▶ DATA RECORDS:
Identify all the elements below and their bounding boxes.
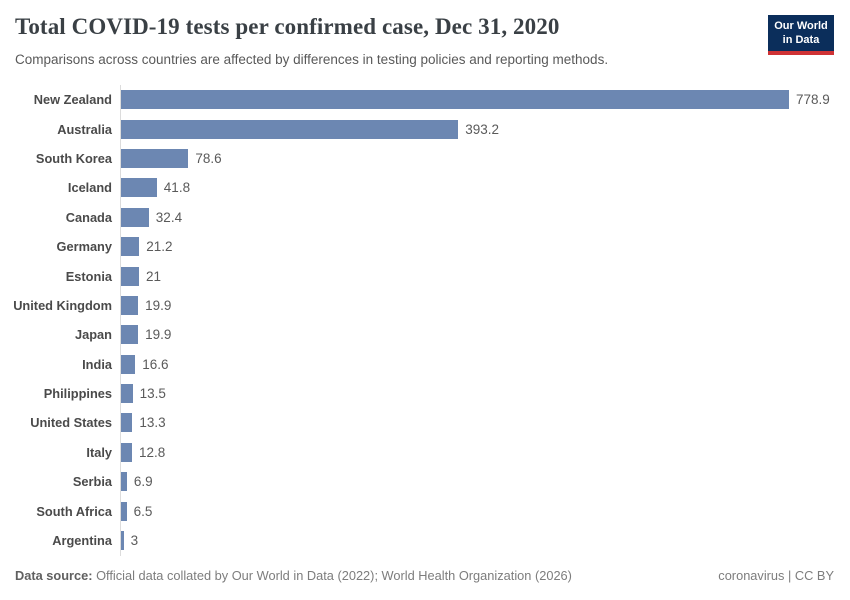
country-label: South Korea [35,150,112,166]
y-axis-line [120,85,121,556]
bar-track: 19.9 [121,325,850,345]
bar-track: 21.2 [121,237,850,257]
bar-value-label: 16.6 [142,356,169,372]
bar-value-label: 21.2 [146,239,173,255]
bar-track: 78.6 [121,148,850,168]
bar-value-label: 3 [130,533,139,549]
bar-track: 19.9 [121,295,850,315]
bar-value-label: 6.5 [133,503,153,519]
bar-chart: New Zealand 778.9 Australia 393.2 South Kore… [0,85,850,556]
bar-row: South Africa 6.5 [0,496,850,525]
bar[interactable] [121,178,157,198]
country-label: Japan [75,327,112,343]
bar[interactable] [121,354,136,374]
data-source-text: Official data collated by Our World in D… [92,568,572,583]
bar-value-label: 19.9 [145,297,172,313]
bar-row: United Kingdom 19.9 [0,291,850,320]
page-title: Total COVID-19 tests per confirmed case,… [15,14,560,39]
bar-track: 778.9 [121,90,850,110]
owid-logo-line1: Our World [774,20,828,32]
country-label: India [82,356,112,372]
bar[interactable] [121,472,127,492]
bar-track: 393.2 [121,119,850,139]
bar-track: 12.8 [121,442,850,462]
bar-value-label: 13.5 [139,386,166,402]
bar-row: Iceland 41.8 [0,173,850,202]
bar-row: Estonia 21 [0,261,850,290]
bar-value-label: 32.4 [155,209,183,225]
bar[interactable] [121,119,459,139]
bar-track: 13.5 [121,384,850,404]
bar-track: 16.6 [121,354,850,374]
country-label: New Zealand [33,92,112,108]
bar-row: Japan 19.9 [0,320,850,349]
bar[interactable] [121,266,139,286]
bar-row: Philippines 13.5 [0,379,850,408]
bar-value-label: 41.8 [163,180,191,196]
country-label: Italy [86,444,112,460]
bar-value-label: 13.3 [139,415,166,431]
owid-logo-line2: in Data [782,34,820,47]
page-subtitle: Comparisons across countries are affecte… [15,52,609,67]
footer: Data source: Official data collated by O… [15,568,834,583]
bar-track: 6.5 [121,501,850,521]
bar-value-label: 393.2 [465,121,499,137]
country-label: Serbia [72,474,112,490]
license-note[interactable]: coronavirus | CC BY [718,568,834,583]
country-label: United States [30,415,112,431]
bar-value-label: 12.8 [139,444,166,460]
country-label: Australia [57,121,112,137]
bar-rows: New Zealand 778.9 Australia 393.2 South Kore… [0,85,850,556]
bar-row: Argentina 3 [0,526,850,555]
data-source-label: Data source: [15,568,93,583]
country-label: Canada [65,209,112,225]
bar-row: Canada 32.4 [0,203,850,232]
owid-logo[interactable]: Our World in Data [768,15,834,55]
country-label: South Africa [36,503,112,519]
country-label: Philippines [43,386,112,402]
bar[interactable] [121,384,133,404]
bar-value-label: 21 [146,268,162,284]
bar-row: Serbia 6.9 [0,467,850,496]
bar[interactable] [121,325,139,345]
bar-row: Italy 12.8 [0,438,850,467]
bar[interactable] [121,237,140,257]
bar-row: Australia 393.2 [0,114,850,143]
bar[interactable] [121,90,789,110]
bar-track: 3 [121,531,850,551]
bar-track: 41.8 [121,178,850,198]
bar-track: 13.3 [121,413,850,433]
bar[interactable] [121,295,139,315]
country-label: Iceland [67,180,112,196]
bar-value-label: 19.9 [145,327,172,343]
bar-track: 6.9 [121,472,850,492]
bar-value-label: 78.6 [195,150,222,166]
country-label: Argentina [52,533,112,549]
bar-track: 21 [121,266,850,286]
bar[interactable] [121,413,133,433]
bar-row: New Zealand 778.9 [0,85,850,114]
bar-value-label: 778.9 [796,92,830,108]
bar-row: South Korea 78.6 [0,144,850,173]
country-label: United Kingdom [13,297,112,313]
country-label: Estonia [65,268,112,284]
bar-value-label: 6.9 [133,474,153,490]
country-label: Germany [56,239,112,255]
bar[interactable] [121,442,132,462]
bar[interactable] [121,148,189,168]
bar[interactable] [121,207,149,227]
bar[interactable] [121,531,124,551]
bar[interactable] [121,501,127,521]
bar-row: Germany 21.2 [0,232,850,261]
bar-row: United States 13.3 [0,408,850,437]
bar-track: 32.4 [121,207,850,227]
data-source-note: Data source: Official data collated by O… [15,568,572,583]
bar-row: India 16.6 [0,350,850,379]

---

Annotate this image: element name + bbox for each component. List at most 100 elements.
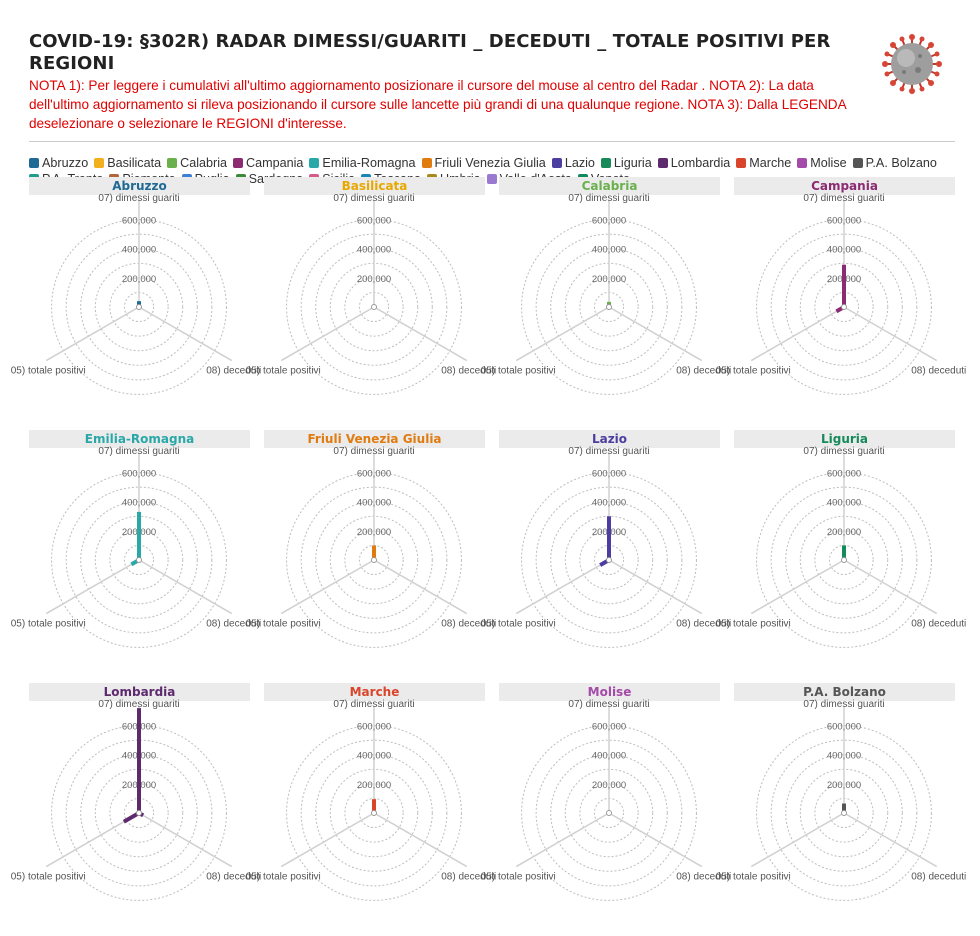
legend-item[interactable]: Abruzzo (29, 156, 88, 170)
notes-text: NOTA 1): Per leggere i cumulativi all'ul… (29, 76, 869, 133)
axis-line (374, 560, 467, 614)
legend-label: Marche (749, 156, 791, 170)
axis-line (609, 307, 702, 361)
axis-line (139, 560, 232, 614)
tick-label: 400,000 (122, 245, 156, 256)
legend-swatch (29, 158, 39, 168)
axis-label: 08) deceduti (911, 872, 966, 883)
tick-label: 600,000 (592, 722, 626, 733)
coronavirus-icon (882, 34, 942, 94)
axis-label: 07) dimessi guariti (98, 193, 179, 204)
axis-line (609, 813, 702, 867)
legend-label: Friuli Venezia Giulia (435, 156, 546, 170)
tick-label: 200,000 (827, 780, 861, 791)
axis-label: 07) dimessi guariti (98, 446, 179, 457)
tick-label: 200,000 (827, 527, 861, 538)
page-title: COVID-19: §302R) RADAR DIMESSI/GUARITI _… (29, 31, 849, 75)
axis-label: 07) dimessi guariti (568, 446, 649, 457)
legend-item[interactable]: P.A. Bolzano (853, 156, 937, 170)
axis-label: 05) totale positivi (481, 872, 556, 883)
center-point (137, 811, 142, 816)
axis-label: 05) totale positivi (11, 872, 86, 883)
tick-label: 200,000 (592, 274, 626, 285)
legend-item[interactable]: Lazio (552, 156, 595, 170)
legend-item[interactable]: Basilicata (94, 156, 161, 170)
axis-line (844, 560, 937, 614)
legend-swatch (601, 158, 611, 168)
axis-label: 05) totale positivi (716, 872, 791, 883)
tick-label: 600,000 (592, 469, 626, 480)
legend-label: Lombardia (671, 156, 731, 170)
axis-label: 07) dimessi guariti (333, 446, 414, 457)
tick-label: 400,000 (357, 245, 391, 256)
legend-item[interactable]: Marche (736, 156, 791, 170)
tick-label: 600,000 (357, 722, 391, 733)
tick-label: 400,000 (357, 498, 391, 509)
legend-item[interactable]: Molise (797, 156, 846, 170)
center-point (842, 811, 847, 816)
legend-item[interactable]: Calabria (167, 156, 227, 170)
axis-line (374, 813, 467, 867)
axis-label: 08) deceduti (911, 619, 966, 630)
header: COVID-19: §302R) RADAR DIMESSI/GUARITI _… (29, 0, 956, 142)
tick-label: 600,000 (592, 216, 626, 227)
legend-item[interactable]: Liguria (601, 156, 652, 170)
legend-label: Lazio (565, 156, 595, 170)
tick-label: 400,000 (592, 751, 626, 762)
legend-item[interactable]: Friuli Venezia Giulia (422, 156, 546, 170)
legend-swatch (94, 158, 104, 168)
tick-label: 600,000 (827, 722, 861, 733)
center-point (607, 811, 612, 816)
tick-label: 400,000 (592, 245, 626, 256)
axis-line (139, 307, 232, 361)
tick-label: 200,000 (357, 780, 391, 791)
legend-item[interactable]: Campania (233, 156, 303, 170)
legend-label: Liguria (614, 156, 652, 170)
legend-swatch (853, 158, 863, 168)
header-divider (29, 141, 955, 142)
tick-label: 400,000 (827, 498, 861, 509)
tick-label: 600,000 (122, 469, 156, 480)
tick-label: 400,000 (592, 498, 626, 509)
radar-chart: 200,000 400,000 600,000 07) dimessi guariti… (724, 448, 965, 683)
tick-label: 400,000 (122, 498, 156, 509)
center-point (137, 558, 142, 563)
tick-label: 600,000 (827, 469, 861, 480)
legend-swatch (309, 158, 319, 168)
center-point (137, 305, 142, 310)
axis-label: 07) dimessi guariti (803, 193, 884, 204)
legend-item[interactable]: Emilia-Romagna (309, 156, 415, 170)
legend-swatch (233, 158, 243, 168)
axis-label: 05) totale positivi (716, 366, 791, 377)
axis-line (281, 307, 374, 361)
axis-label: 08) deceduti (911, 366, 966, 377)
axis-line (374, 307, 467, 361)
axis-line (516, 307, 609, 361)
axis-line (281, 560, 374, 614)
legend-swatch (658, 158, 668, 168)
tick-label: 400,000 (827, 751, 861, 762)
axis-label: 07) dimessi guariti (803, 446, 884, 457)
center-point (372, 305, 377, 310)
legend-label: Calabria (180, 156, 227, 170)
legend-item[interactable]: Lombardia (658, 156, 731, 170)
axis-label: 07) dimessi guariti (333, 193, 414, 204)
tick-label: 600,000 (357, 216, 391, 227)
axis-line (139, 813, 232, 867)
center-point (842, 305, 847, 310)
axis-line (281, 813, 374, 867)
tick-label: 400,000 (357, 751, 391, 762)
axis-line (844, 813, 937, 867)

...

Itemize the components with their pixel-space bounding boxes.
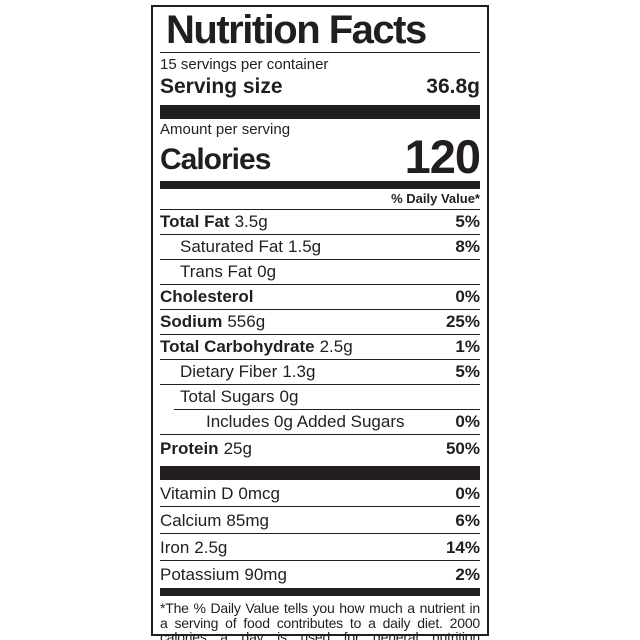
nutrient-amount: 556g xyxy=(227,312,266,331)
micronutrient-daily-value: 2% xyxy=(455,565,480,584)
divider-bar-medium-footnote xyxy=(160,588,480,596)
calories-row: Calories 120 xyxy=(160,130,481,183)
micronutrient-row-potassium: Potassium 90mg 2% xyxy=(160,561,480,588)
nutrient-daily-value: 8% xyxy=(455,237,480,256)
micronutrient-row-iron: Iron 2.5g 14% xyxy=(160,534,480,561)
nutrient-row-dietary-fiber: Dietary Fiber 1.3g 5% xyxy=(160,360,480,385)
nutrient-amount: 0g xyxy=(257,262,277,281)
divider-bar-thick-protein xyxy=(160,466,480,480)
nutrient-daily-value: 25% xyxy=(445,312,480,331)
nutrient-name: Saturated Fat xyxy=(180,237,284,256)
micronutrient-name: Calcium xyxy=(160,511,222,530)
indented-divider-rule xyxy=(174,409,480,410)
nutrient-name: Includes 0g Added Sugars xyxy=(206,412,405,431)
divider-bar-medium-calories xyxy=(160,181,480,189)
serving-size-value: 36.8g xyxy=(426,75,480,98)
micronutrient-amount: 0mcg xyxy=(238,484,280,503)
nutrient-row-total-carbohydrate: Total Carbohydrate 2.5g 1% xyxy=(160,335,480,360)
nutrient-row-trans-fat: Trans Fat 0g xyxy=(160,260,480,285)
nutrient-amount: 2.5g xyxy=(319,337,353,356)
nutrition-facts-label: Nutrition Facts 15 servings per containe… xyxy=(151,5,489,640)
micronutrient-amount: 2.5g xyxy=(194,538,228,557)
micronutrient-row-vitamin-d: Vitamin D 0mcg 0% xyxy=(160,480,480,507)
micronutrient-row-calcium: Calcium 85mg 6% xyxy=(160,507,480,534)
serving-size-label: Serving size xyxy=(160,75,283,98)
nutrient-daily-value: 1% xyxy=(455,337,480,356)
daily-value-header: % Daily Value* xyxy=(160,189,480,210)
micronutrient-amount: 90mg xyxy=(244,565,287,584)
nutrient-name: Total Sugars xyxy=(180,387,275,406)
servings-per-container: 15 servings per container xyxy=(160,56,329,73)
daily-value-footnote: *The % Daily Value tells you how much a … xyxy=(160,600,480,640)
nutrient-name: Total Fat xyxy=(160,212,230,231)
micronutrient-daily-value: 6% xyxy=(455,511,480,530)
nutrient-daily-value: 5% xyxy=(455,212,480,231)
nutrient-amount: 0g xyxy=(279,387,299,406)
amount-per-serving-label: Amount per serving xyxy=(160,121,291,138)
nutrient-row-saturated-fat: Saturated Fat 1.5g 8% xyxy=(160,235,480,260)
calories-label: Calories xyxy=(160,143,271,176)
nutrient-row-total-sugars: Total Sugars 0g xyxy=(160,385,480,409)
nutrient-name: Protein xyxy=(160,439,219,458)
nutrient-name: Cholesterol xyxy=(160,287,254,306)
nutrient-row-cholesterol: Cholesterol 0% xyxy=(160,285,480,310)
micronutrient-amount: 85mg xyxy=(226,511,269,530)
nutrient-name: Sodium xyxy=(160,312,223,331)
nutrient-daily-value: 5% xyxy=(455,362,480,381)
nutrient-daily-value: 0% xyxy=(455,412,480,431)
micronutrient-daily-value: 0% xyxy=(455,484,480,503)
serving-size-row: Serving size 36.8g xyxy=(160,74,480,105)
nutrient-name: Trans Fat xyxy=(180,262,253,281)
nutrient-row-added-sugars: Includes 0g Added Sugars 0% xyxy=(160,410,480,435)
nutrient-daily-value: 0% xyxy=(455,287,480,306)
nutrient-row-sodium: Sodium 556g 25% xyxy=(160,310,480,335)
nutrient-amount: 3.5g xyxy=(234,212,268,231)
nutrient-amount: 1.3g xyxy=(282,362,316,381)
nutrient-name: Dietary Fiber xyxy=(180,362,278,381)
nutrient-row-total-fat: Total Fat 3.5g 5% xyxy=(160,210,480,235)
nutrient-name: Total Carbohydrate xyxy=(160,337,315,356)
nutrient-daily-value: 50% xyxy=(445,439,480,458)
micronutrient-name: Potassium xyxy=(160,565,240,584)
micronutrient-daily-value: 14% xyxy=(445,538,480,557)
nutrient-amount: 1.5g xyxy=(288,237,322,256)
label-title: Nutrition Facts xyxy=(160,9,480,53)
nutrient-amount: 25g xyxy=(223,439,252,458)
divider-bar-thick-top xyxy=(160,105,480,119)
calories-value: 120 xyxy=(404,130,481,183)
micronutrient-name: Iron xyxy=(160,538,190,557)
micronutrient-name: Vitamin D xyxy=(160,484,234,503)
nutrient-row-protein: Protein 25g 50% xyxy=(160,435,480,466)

▶ EXERCISE REQUIREMENTS: Give the number of lines in the records that contain the string "World", with no other output.

▶ REPLY TO THE TASK: 3